__TEXTE SOURCE__
________________

Nous saluons par conséquent le soutien qualitatif, le soutien fraternel et amical des peuples voisins qui, d’une façon ou d’une autre, se sont associés à nous, franchissant les frontières artificielles qui nous séparent pour tendre la main à une réalité concrète qu’est le coeur des Burkinabè. Du Togo sont venus des Togolais, amis du Burkina. Nous leur disons merci. Du Ghana sont venus des Ghanéens, militant avec nous pour la révolution africaine. Frères dans le combat, dans les victoires, ils acceptent aussi de vivre nos échecs qui sont autant d’indications pour nous tous pour aller toujours de l’avant. Nous souhaitons la bienvenue à ces amis, nous souhaitons la bienvenue à tous les autres amis tant ils sont nombreux et tant il est inutile de les énumérer.

Le Discours d’orientation politique s’impose à nous comme guide. II est l’oeuvre collective des Burkinabè. II est la réflexion collective de tous ceux qui se sont engagés consciemment dans la Révolution démocratique et populaire. C’est pourquoi, le Discours d’orientation politique doit être notre référence, notre étoile polaire qui nous guide et nous indique le chemin. Cette étoile qui nous évite de nous égarer. Le Discours d’orientation politique est venu nous enseigner que nous devons aller au-delà de la simple révolte, par une démarche scientifique, par une démarche rigoureuse, méthodique, pour formuler de manière précise d’où nous sommes venus et où nous allons. Faute de quoi, notre révolution se serait simplement limitée à un élan subjectif, à un élan de révoltés qui n’aurait connu que des lendemains de feux de paille, c’est-à-dire une mort lente, du fait d’un manque de souffle le souffle qui permet à une révolution d’aller toujours de l’avant, d’éclairer et de réchauffer.

Le guide d’action révolutionnaire nous rassemble, nous éduque et nous appelle à nous discipliner dans les rangs de la révolution. C’est en s’appuyant sur le Discours d’orientation politique que nous remettrons sur le droit chemin ceux-là qui ont failli, ceux-là qui se sont égarés.

________________

__JEU DE DONNÉES__
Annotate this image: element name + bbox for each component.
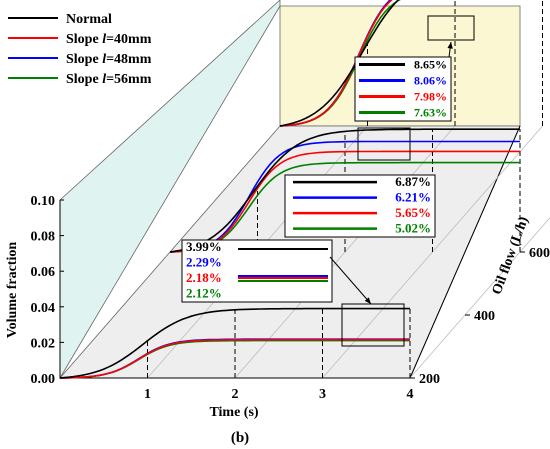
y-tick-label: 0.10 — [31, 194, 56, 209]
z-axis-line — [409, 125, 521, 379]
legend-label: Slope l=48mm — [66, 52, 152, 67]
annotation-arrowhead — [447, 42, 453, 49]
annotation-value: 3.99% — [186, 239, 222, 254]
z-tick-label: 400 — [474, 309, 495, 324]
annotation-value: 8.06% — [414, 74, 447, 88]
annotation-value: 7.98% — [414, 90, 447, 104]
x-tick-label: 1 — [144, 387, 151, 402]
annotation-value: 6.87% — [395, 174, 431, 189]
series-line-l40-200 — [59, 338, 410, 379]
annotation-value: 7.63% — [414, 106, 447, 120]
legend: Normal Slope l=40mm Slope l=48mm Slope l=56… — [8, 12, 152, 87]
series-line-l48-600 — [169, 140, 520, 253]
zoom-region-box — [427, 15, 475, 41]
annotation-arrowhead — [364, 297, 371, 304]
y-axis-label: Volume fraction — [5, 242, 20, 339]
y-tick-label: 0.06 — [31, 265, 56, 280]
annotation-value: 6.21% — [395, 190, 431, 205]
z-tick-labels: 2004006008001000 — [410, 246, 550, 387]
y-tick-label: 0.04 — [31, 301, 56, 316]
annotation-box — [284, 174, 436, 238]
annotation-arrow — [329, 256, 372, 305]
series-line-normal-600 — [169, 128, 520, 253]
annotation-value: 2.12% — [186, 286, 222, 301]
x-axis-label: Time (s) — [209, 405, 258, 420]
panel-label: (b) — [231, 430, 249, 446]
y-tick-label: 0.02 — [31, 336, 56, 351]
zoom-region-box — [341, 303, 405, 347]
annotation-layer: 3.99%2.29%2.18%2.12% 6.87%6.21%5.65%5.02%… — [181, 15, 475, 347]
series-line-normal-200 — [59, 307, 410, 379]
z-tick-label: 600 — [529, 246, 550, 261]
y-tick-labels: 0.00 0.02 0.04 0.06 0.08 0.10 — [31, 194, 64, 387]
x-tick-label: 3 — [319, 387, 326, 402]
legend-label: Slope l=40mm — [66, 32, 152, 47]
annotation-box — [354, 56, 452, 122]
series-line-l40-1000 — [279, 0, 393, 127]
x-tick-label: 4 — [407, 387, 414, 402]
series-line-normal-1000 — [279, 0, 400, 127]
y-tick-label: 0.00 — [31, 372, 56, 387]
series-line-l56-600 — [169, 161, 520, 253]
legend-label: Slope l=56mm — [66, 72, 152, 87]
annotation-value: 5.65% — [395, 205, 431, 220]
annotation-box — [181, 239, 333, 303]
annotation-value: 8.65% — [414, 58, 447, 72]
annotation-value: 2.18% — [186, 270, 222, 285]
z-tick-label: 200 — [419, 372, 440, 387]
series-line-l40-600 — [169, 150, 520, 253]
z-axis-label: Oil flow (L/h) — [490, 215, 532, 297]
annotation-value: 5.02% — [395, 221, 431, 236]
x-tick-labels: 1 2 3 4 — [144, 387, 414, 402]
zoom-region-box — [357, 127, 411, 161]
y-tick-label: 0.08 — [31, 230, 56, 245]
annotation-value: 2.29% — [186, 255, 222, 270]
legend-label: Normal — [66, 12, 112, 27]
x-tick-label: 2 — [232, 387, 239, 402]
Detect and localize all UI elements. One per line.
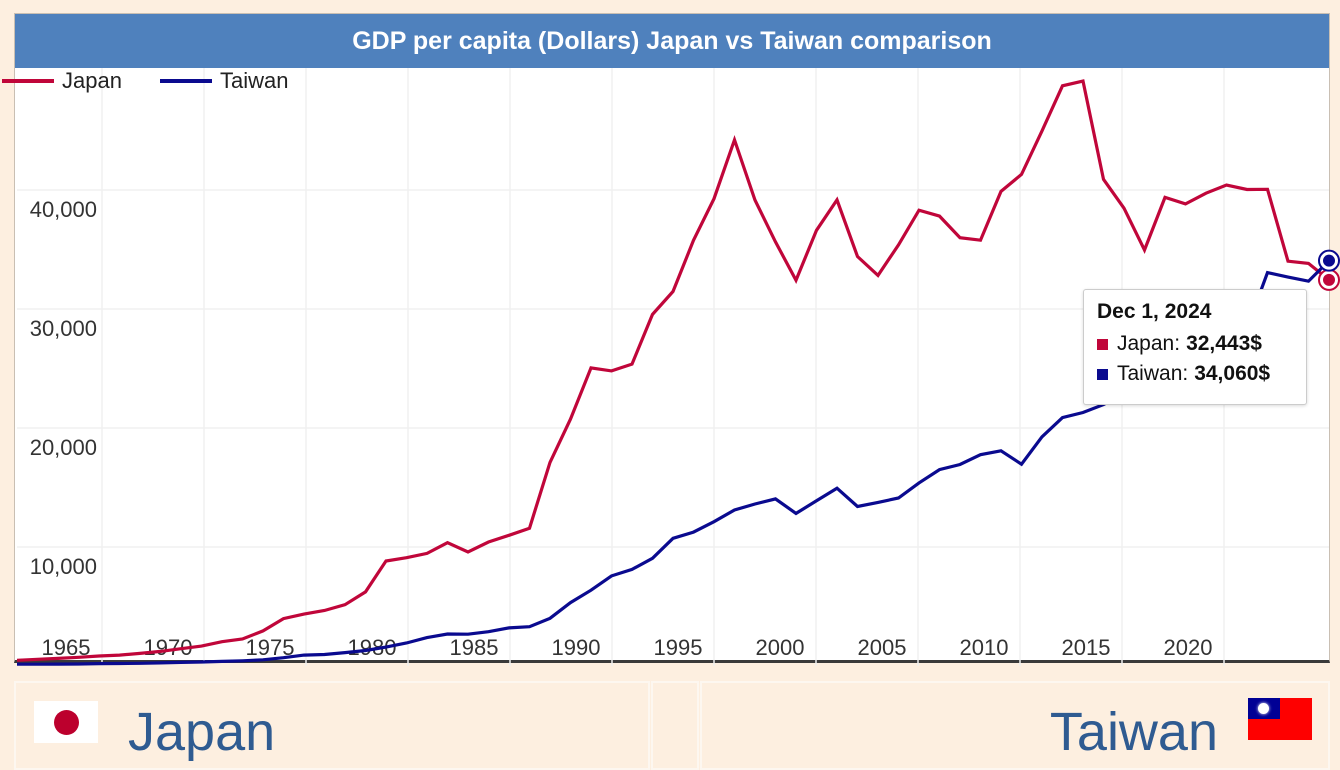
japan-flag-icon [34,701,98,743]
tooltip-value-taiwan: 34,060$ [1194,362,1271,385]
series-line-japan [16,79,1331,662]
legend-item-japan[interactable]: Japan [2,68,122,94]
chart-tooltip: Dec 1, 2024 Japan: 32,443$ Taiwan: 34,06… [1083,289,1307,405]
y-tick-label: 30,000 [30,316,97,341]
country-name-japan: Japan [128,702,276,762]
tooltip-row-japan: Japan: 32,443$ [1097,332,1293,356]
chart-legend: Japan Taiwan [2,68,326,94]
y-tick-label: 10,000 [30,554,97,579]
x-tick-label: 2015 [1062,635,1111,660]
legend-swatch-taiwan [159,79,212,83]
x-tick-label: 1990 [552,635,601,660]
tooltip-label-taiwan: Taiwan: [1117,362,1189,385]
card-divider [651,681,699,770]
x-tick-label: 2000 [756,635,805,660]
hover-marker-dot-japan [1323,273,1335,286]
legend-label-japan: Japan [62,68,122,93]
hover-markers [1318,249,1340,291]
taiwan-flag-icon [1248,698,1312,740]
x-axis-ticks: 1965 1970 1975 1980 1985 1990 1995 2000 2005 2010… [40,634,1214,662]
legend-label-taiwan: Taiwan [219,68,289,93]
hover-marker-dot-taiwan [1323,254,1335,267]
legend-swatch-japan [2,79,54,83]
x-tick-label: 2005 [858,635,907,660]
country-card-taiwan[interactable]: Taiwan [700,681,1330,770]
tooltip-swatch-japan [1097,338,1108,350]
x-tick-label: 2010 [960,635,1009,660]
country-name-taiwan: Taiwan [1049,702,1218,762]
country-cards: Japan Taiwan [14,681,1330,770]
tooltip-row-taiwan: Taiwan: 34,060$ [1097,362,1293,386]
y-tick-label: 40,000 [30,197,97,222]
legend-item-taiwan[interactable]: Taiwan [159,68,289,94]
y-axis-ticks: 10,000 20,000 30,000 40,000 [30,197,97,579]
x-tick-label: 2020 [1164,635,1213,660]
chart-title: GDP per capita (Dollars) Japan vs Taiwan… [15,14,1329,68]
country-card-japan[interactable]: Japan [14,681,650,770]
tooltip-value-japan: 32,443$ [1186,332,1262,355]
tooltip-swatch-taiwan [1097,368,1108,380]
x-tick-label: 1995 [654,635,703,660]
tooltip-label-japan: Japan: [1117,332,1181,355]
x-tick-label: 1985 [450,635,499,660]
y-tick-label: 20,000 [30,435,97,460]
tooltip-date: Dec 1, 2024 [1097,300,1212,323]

________________

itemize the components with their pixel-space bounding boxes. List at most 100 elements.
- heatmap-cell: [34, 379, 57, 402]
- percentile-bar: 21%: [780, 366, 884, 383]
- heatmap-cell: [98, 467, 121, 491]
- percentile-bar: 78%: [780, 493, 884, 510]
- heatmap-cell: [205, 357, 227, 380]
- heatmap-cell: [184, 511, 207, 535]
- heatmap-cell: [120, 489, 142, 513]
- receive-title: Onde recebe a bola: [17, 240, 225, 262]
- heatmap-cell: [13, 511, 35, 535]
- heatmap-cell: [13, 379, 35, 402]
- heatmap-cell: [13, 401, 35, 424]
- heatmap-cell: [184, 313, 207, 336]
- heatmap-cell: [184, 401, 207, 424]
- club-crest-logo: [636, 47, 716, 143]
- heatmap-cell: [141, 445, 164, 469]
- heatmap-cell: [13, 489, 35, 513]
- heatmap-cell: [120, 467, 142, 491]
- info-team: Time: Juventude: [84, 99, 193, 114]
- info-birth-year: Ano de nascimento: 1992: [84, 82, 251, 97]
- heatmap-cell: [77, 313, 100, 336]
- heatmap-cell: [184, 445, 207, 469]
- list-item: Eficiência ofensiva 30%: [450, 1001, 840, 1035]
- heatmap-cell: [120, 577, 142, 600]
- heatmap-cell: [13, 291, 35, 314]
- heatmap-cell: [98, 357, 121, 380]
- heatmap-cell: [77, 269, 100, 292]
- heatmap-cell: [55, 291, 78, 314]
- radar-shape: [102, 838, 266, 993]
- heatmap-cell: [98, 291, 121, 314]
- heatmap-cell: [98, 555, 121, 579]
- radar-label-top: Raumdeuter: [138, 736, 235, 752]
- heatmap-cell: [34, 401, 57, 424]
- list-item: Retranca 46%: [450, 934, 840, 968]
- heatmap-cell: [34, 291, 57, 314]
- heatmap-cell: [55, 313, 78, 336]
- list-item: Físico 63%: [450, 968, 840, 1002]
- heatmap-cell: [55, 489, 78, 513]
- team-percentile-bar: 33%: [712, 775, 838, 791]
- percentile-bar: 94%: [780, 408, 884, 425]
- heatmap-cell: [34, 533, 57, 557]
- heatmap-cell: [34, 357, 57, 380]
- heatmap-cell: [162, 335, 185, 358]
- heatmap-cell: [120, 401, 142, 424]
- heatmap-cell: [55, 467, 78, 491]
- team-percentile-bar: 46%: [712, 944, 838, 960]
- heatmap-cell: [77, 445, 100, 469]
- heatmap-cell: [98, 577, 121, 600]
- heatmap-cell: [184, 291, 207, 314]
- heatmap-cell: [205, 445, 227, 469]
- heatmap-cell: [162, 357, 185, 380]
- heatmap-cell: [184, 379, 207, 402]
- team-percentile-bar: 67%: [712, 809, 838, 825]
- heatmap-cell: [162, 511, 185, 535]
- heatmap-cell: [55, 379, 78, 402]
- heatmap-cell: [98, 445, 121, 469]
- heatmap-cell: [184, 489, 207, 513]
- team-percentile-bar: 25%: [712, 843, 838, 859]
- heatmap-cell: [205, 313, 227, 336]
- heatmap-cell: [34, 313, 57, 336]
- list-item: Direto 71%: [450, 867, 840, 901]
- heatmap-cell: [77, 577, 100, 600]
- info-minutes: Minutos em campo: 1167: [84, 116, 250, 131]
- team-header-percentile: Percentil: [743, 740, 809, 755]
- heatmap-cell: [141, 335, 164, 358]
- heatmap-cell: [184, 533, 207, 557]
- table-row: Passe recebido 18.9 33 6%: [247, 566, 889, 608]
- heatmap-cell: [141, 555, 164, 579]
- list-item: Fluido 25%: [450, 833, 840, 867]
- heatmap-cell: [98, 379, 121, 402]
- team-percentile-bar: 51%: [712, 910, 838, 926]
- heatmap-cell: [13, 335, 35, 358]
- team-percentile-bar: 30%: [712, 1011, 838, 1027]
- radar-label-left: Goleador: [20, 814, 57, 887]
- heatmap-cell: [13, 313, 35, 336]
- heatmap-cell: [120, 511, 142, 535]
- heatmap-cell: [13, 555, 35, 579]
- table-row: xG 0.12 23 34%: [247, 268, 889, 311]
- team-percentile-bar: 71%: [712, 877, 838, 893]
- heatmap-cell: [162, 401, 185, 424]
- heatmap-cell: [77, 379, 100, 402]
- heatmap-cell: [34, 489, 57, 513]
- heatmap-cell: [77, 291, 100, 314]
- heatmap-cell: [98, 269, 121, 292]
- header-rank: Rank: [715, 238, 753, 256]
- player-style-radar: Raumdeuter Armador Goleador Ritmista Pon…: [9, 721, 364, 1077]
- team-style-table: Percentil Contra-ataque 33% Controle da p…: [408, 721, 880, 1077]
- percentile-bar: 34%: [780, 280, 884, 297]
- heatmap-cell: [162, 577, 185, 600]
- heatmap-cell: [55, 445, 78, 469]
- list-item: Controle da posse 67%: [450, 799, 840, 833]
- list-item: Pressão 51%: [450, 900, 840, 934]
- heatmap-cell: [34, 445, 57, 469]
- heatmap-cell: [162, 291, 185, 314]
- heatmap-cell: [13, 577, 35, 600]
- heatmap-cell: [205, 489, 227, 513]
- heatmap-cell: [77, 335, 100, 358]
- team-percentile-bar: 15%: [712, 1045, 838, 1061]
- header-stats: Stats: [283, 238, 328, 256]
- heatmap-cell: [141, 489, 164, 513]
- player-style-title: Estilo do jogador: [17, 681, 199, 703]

________________

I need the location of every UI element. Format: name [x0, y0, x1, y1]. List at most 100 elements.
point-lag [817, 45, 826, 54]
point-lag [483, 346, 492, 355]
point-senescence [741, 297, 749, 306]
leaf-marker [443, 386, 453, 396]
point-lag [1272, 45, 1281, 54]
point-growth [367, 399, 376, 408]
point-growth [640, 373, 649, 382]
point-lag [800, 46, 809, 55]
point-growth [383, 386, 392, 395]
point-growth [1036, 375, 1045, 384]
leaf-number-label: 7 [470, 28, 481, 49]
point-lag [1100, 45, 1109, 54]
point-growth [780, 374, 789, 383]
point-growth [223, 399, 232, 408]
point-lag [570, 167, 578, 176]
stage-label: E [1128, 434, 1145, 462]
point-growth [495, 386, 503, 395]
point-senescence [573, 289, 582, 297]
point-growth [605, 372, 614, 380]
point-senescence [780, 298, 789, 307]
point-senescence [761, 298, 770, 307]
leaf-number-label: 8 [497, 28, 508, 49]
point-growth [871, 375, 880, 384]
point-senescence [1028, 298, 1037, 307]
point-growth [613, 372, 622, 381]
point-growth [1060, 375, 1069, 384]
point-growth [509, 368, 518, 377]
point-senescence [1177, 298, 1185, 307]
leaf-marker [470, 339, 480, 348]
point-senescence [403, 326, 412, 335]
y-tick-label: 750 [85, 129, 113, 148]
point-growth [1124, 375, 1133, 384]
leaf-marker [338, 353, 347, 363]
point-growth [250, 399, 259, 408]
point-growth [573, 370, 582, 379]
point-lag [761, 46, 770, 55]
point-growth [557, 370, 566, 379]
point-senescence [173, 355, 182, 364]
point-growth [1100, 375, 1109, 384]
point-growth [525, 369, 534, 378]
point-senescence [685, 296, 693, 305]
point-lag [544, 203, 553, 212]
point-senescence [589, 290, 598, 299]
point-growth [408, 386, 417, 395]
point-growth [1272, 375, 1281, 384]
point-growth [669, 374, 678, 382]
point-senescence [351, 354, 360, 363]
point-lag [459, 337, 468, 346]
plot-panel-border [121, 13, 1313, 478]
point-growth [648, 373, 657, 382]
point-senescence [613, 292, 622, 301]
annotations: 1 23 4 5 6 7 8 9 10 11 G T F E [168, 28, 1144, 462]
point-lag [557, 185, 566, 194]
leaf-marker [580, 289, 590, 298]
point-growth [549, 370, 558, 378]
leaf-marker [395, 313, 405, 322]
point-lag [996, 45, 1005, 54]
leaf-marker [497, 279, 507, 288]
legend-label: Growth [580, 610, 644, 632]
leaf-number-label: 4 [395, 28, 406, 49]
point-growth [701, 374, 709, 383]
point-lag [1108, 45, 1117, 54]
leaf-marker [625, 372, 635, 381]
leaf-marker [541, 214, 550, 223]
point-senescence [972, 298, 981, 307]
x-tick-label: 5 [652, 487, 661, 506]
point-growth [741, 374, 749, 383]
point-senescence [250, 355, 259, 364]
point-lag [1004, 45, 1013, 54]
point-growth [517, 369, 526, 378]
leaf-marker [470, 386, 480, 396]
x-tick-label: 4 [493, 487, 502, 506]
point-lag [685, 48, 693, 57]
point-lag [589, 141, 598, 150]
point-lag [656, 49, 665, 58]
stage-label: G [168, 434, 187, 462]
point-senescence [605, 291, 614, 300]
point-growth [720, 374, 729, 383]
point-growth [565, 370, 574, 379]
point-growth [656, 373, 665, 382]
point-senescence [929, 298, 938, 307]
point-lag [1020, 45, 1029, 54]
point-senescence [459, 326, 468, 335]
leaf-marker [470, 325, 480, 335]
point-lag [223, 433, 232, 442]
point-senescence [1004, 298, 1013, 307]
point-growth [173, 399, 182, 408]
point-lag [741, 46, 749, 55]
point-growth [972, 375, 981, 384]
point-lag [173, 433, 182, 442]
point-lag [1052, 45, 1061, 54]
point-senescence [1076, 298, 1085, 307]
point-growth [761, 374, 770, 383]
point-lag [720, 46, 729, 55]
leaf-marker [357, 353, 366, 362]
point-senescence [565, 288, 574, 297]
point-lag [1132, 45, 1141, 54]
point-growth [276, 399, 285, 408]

________________

__OBJECTIF VISÉ__
Modifiez le passage du texte source qui va de « Nous saluons par » jusqu'à « de les énumérer. » inclus, en y remplaçant « fraternel » par « solidaire ». Donnez ensuite ce passage en entier.

__SOLUTION RÉDIGÉE__
Nous saluons par conséquent le soutien qualitatif, le soutien solidaire et amical des peuples voisins qui, d’une façon ou d’une autre, se sont associés à nous, franchissant les frontières artificielles qui nous séparent pour tendre la main à une réalité concrète qu’est le coeur des Burkinabè. Du Togo sont venus des Togolais, amis du Burkina. Nous leur disons merci. Du Ghana sont venus des Ghanéens, militant avec nous pour la révolution africaine. Frères dans le combat, dans les victoires, ils acceptent aussi de vivre nos échecs qui sont autant d’indications pour nous tous pour aller toujours de l’avant. Nous souhaitons la bienvenue à ces amis, nous souhaitons la bienvenue à tous les autres amis tant ils sont nombreux et tant il est inutile de les énumérer.